** Begin **
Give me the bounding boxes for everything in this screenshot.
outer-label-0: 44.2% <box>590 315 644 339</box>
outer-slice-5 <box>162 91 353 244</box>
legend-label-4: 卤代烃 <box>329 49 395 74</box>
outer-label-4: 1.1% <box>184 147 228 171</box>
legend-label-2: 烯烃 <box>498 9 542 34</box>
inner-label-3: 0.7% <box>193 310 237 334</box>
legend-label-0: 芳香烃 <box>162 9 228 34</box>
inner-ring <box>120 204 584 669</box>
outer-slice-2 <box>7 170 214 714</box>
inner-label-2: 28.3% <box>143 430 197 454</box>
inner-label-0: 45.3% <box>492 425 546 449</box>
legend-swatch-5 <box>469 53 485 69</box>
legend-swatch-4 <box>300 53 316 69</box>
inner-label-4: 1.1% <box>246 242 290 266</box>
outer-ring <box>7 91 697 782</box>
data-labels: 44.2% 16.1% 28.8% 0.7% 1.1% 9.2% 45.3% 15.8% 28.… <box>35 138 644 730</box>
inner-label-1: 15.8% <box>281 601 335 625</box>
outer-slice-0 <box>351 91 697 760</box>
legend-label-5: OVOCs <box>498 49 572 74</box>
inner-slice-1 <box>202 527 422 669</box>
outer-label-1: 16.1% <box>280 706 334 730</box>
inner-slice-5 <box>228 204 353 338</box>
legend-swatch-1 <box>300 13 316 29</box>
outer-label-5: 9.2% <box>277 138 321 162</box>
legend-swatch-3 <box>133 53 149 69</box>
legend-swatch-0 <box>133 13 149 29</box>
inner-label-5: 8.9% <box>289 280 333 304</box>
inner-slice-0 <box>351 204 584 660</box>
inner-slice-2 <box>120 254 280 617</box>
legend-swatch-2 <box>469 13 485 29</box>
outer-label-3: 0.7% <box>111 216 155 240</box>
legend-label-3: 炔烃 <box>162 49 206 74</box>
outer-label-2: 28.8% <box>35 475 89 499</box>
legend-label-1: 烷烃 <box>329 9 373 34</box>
** End **
* **Do this**
Copy out all of the data above line for line, with every character kept as it appears.

* **Response to the exercise**
Give me the bounding boxes for everything in this screenshot.
outer-label-0: 44.2% <box>590 315 644 339</box>
outer-slice-5 <box>162 91 353 244</box>
legend-label-4: 卤代烃 <box>329 49 395 74</box>
outer-label-4: 1.1% <box>184 147 228 171</box>
legend-label-2: 烯烃 <box>498 9 542 34</box>
inner-label-3: 0.7% <box>193 310 237 334</box>
legend-label-0: 芳香烃 <box>162 9 228 34</box>
inner-ring <box>120 204 584 669</box>
outer-slice-2 <box>7 170 214 714</box>
inner-label-2: 28.3% <box>143 430 197 454</box>
inner-label-0: 45.3% <box>492 425 546 449</box>
legend-swatch-5 <box>469 53 485 69</box>
legend-swatch-4 <box>300 53 316 69</box>
inner-label-4: 1.1% <box>246 242 290 266</box>
outer-ring <box>7 91 697 782</box>
data-labels: 44.2% 16.1% 28.8% 0.7% 1.1% 9.2% 45.3% 15.8% 28.… <box>35 138 644 730</box>
inner-label-1: 15.8% <box>281 601 335 625</box>
outer-slice-0 <box>351 91 697 760</box>
legend-label-5: OVOCs <box>498 49 572 74</box>
inner-slice-1 <box>202 527 422 669</box>
outer-label-1: 16.1% <box>280 706 334 730</box>
inner-slice-5 <box>228 204 353 338</box>
legend-swatch-1 <box>300 13 316 29</box>
outer-label-5: 9.2% <box>277 138 321 162</box>
legend-swatch-3 <box>133 53 149 69</box>
legend-swatch-0 <box>133 13 149 29</box>
inner-label-5: 8.9% <box>289 280 333 304</box>
inner-slice-0 <box>351 204 584 660</box>
inner-slice-2 <box>120 254 280 617</box>
legend-swatch-2 <box>469 13 485 29</box>
outer-label-3: 0.7% <box>111 216 155 240</box>
legend-label-3: 炔烃 <box>162 49 206 74</box>
outer-label-2: 28.8% <box>35 475 89 499</box>
legend-label-1: 烷烃 <box>329 9 373 34</box>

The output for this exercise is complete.